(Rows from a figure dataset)
····················
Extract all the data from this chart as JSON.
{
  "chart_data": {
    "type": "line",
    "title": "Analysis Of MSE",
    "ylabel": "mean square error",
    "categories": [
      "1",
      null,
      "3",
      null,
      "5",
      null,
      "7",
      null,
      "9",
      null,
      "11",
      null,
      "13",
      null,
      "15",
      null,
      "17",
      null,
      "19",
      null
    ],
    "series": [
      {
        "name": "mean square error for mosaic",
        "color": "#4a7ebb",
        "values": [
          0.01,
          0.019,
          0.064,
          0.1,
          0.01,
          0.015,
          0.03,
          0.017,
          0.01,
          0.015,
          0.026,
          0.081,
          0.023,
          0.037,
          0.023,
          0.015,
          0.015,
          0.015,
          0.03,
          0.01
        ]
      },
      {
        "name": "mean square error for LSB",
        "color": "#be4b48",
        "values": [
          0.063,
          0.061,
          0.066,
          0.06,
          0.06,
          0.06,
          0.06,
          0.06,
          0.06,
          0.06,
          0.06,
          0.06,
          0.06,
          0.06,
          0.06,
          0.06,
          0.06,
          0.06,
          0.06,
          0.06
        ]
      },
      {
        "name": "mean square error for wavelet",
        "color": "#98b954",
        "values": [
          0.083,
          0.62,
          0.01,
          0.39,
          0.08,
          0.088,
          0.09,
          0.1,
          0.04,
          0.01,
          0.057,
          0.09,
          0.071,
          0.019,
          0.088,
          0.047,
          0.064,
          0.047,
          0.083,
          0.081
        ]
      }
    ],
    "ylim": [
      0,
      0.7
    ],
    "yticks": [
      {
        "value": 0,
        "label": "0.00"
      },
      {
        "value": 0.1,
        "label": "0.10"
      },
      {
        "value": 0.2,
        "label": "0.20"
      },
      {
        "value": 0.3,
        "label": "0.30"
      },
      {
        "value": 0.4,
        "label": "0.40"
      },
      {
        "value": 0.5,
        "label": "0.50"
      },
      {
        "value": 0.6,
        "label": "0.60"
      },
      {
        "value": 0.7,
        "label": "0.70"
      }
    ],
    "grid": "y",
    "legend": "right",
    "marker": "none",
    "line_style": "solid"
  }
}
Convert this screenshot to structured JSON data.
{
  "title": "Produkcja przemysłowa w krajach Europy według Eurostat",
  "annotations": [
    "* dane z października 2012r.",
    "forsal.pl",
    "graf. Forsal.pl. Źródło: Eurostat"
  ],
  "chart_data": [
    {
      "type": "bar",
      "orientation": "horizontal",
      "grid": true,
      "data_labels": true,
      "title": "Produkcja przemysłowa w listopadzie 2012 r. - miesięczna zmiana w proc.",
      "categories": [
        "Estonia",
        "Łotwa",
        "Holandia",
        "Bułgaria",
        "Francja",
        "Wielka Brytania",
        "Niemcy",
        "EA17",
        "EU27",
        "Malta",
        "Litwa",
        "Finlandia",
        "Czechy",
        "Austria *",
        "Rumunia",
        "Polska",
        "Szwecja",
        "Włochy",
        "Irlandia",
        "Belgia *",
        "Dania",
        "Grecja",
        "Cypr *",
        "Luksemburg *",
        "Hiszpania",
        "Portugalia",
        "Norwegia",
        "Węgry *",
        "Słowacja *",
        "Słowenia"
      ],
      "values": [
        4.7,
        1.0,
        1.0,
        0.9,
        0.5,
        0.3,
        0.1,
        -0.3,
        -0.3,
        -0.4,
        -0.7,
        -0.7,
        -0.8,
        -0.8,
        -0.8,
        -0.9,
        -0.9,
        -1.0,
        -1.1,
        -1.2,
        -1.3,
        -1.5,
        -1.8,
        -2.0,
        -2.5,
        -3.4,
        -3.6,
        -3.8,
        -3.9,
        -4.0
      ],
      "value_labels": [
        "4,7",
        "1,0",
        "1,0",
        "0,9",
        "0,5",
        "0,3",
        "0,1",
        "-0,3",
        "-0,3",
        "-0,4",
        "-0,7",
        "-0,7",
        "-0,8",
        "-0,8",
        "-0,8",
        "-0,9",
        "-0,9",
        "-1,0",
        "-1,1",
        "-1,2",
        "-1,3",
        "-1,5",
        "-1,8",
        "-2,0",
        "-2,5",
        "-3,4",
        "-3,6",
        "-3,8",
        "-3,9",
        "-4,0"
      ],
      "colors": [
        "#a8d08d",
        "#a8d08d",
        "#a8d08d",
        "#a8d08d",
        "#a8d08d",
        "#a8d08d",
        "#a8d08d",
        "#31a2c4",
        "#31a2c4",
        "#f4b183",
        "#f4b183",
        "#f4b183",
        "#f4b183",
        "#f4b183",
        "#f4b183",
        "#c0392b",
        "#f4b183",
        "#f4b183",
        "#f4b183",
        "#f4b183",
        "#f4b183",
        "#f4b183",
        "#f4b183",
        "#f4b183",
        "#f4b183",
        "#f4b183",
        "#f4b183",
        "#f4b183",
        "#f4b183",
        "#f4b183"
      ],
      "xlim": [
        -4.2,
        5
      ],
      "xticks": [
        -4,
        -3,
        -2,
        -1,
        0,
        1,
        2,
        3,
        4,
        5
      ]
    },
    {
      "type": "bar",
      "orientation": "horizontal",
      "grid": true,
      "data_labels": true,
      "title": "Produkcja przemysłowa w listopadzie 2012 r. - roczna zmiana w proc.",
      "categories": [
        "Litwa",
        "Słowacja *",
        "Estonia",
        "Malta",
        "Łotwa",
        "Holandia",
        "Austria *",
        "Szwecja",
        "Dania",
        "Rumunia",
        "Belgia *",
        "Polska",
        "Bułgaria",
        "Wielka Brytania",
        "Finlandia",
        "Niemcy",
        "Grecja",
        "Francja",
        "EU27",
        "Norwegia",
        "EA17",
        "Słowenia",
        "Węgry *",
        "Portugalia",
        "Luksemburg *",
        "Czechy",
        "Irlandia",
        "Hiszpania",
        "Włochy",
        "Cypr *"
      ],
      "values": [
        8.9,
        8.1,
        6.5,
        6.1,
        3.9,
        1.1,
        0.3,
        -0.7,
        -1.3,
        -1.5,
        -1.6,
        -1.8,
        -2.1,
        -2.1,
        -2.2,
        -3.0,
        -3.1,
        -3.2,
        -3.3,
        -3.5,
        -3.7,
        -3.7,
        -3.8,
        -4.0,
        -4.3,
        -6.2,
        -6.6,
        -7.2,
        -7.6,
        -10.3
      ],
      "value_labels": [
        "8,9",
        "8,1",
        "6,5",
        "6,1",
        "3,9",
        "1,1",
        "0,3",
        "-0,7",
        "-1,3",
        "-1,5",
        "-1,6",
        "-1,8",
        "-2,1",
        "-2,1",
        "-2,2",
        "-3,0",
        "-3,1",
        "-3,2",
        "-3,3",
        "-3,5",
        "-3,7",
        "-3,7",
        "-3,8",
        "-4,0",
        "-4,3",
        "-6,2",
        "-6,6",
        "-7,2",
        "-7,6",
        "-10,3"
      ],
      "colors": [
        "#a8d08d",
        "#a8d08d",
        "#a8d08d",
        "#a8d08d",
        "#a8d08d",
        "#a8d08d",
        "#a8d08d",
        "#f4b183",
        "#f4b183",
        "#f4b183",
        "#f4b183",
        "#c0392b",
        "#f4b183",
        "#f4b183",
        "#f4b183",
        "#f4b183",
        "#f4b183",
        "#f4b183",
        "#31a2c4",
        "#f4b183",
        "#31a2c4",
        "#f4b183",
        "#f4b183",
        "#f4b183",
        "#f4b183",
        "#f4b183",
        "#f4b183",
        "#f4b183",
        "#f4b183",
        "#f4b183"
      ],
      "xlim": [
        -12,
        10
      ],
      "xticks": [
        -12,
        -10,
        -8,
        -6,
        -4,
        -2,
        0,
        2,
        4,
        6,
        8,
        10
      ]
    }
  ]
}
····················
Short exercise
Please set down each line of the records exactly as given.

Result of the task
Extract all the data from this chart as JSON.
{
  "chart_data": {
    "type": "line",
    "title": "Analysis Of MSE",
    "ylabel": "mean square error",
    "categories": [
      "1",
      null,
      "3",
      null,
      "5",
      null,
      "7",
      null,
      "9",
      null,
      "11",
      null,
      "13",
      null,
      "15",
      null,
      "17",
      null,
      "19",
      null
    ],
    "series": [
      {
        "name": "mean square error for mosaic",
        "color": "#4a7ebb",
        "values": [
          0.01,
          0.019,
          0.064,
          0.1,
          0.01,
          0.015,
          0.03,
          0.017,
          0.01,
          0.015,
          0.026,
          0.081,
          0.023,
          0.037,
          0.023,
          0.015,
          0.015,
          0.015,
          0.03,
          0.01
        ]
      },
      {
        "name": "mean square error for LSB",
        "color": "#be4b48",
        "values": [
          0.063,
          0.061,
          0.066,
          0.06,
          0.06,
          0.06,
          0.06,
          0.06,
          0.06,
          0.06,
          0.06,
          0.06,
          0.06,
          0.06,
          0.06,
          0.06,
          0.06,
          0.06,
          0.06,
          0.06
        ]
      },
      {
        "name": "mean square error for wavelet",
        "color": "#98b954",
        "values": [
          0.083,
          0.62,
          0.01,
          0.39,
          0.08,
          0.088,
          0.09,
          0.1,
          0.04,
          0.01,
          0.057,
          0.09,
          0.071,
          0.019,
          0.088,
          0.047,
          0.064,
          0.047,
          0.083,
          0.081
        ]
      }
    ],
    "ylim": [
      0,
      0.7
    ],
    "yticks": [
      {
        "value": 0,
        "label": "0.00"
      },
      {
        "value": 0.1,
        "label": "0.10"
      },
      {
        "value": 0.2,
        "label": "0.20"
      },
      {
        "value": 0.3,
        "label": "0.30"
      },
      {
        "value": 0.4,
        "label": "0.40"
      },
      {
        "value": 0.5,
        "label": "0.50"
      },
      {
        "value": 0.6,
        "label": "0.60"
      },
      {
        "value": 0.7,
        "label": "0.70"
      }
    ],
    "grid": "y",
    "legend": "right",
    "marker": "none",
    "line_style": "solid"
  }
}
Convert this screenshot to structured JSON data.
{
  "title": "Produkcja przemysłowa w krajach Europy według Eurostat",
  "annotations": [
    "* dane z października 2012r.",
    "forsal.pl",
    "graf. Forsal.pl. Źródło: Eurostat"
  ],
  "chart_data": [
    {
      "type": "bar",
      "orientation": "horizontal",
      "grid": true,
      "data_labels": true,
      "title": "Produkcja przemysłowa w listopadzie 2012 r. - miesięczna zmiana w proc.",
      "categories": [
        "Estonia",
        "Łotwa",
        "Holandia",
        "Bułgaria",
        "Francja",
        "Wielka Brytania",
        "Niemcy",
        "EA17",
        "EU27",
        "Malta",
        "Litwa",
        "Finlandia",
        "Czechy",
        "Austria *",
        "Rumunia",
        "Polska",
        "Szwecja",
        "Włochy",
        "Irlandia",
        "Belgia *",
        "Dania",
        "Grecja",
        "Cypr *",
        "Luksemburg *",
        "Hiszpania",
        "Portugalia",
        "Norwegia",
        "Węgry *",
        "Słowacja *",
        "Słowenia"
      ],
      "values": [
        4.7,
        1.0,
        1.0,
        0.9,
        0.5,
        0.3,
        0.1,
        -0.3,
        -0.3,
        -0.4,
        -0.7,
        -0.7,
        -0.8,
        -0.8,
        -0.8,
        -0.9,
        -0.9,
        -1.0,
        -1.1,
        -1.2,
        -1.3,
        -1.5,
        -1.8,
        -2.0,
        -2.5,
        -3.4,
        -3.6,
        -3.8,
        -3.9,
        -4.0
      ],
      "value_labels": [
        "4,7",
        "1,0",
        "1,0",
        "0,9",
        "0,5",
        "0,3",
        "0,1",
        "-0,3",
        "-0,3",
        "-0,4",
        "-0,7",
        "-0,7",
        "-0,8",
        "-0,8",
        "-0,8",
        "-0,9",
        "-0,9",
        "-1,0",
        "-1,1",
        "-1,2",
        "-1,3",
        "-1,5",
        "-1,8",
        "-2,0",
        "-2,5",
        "-3,4",
        "-3,6",
        "-3,8",
        "-3,9",
        "-4,0"
      ],
      "colors": [
        "#a8d08d",
        "#a8d08d",
        "#a8d08d",
        "#a8d08d",
        "#a8d08d",
        "#a8d08d",
        "#a8d08d",
        "#31a2c4",
        "#31a2c4",
        "#f4b183",
        "#f4b183",
        "#f4b183",
        "#f4b183",
        "#f4b183",
        "#f4b183",
        "#c0392b",
        "#f4b183",
        "#f4b183",
        "#f4b183",
        "#f4b183",
        "#f4b183",
        "#f4b183",
        "#f4b183",
        "#f4b183",
        "#f4b183",
        "#f4b183",
        "#f4b183",
        "#f4b183",
        "#f4b183",
        "#f4b183"
      ],
      "xlim": [
        -4.2,
        5
      ],
      "xticks": [
        -4,
        -3,
        -2,
        -1,
        0,
        1,
        2,
        3,
        4,
        5
      ]
    },
    {
      "type": "bar",
      "orientation": "horizontal",
      "grid": true,
      "data_labels": true,
      "title": "Produkcja przemysłowa w listopadzie 2012 r. - roczna zmiana w proc.",
      "categories": [
        "Litwa",
        "Słowacja *",
        "Estonia",
        "Malta",
        "Łotwa",
        "Holandia",
        "Austria *",
        "Szwecja",
        "Dania",
        "Rumunia",
        "Belgia *",
        "Polska",
        "Bułgaria",
        "Wielka Brytania",
        "Finlandia",
        "Niemcy",
        "Grecja",
        "Francja",
        "EU27",
        "Norwegia",
        "EA17",
        "Słowenia",
        "Węgry *",
        "Portugalia",
        "Luksemburg *",
        "Czechy",
        "Irlandia",
        "Hiszpania",
        "Włochy",
        "Cypr *"
      ],
      "values": [
        8.9,
        8.1,
        6.5,
        6.1,
        3.9,
        1.1,
        0.3,
        -0.7,
        -1.3,
        -1.5,
        -1.6,
        -1.8,
        -2.1,
        -2.1,
        -2.2,
        -3.0,
        -3.1,
        -3.2,
        -3.3,
        -3.5,
        -3.7,
        -3.7,
        -3.8,
        -4.0,
        -4.3,
        -6.2,
        -6.6,
        -7.2,
        -7.6,
        -10.3
      ],
      "value_labels": [
        "8,9",
        "8,1",
        "6,5",
        "6,1",
        "3,9",
        "1,1",
        "0,3",
        "-0,7",
        "-1,3",
        "-1,5",
        "-1,6",
        "-1,8",
        "-2,1",
        "-2,1",
        "-2,2",
        "-3,0",
        "-3,1",
        "-3,2",
        "-3,3",
        "-3,5",
        "-3,7",
        "-3,7",
        "-3,8",
        "-4,0",
        "-4,3",
        "-6,2",
        "-6,6",
        "-7,2",
        "-7,6",
        "-10,3"
      ],
      "colors": [
        "#a8d08d",
        "#a8d08d",
        "#a8d08d",
        "#a8d08d",
        "#a8d08d",
        "#a8d08d",
        "#a8d08d",
        "#f4b183",
        "#f4b183",
        "#f4b183",
        "#f4b183",
        "#c0392b",
        "#f4b183",
        "#f4b183",
        "#f4b183",
        "#f4b183",
        "#f4b183",
        "#f4b183",
        "#31a2c4",
        "#f4b183",
        "#31a2c4",
        "#f4b183",
        "#f4b183",
        "#f4b183",
        "#f4b183",
        "#f4b183",
        "#f4b183",
        "#f4b183",
        "#f4b183",
        "#f4b183"
      ],
      "xlim": [
        -12,
        10
      ],
      "xticks": [
        -12,
        -10,
        -8,
        -6,
        -4,
        -2,
        0,
        2,
        4,
        6,
        8,
        10
      ]
    }
  ]
}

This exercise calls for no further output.